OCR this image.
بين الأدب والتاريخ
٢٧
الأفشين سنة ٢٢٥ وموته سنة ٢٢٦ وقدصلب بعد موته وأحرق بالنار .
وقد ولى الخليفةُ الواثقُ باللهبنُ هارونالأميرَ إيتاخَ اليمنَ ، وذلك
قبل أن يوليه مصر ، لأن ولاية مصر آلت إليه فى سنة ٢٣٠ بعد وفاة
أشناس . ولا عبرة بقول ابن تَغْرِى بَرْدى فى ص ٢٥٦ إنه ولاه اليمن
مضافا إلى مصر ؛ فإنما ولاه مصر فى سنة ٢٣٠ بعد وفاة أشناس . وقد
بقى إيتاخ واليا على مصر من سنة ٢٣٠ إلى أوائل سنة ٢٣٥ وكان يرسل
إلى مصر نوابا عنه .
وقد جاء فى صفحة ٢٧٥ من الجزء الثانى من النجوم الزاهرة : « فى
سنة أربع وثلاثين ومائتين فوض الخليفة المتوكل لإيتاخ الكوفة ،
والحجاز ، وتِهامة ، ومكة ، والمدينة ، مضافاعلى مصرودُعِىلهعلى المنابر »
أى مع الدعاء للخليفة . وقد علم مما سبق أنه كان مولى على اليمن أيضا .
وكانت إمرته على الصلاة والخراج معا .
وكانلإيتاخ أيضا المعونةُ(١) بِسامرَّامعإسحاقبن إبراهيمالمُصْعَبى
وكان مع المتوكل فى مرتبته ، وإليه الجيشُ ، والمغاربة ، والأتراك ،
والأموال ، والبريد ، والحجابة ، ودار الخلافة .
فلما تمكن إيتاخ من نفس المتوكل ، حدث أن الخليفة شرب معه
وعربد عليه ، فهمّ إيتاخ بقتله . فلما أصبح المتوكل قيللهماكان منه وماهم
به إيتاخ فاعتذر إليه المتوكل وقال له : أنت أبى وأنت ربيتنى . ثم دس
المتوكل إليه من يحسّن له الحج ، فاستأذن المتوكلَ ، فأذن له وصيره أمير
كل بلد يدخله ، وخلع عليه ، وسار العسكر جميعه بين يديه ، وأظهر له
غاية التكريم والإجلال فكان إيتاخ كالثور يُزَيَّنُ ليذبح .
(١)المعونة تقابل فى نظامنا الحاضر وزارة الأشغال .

########################################

▶ **PROMPT**
Write out the entries in full, exactly as given.

▶ **EXERCISE RESPONSE**
OCR this image.
بين الأدب والتاريخ
٢٧
الأفشين سنة ٢٢٥ وموته سنة ٢٢٦ وقدصلب بعد موته وأحرق بالنار .
وقد ولى الخليفةُ الواثقُ باللهبنُ هارونالأميرَ إيتاخَ اليمنَ ، وذلك
قبل أن يوليه مصر ، لأن ولاية مصر آلت إليه فى سنة ٢٣٠ بعد وفاة
أشناس . ولا عبرة بقول ابن تَغْرِى بَرْدى فى ص ٢٥٦ إنه ولاه اليمن
مضافا إلى مصر ؛ فإنما ولاه مصر فى سنة ٢٣٠ بعد وفاة أشناس . وقد
بقى إيتاخ واليا على مصر من سنة ٢٣٠ إلى أوائل سنة ٢٣٥ وكان يرسل
إلى مصر نوابا عنه .
وقد جاء فى صفحة ٢٧٥ من الجزء الثانى من النجوم الزاهرة : « فى
سنة أربع وثلاثين ومائتين فوض الخليفة المتوكل لإيتاخ الكوفة ،
والحجاز ، وتِهامة ، ومكة ، والمدينة ، مضافاعلى مصرودُعِىلهعلى المنابر »
أى مع الدعاء للخليفة . وقد علم مما سبق أنه كان مولى على اليمن أيضا .
وكانت إمرته على الصلاة والخراج معا .
وكانلإيتاخ أيضا المعونةُ(١) بِسامرَّامعإسحاقبن إبراهيمالمُصْعَبى
وكان مع المتوكل فى مرتبته ، وإليه الجيشُ ، والمغاربة ، والأتراك ،
والأموال ، والبريد ، والحجابة ، ودار الخلافة .
فلما تمكن إيتاخ من نفس المتوكل ، حدث أن الخليفة شرب معه
وعربد عليه ، فهمّ إيتاخ بقتله . فلما أصبح المتوكل قيللهماكان منه وماهم
به إيتاخ فاعتذر إليه المتوكل وقال له : أنت أبى وأنت ربيتنى . ثم دس
المتوكل إليه من يحسّن له الحج ، فاستأذن المتوكلَ ، فأذن له وصيره أمير
كل بلد يدخله ، وخلع عليه ، وسار العسكر جميعه بين يديه ، وأظهر له
غاية التكريم والإجلال فكان إيتاخ كالثور يُزَيَّنُ ليذبح .
(١)المعونة تقابل فى نظامنا الحاضر وزارة الأشغال .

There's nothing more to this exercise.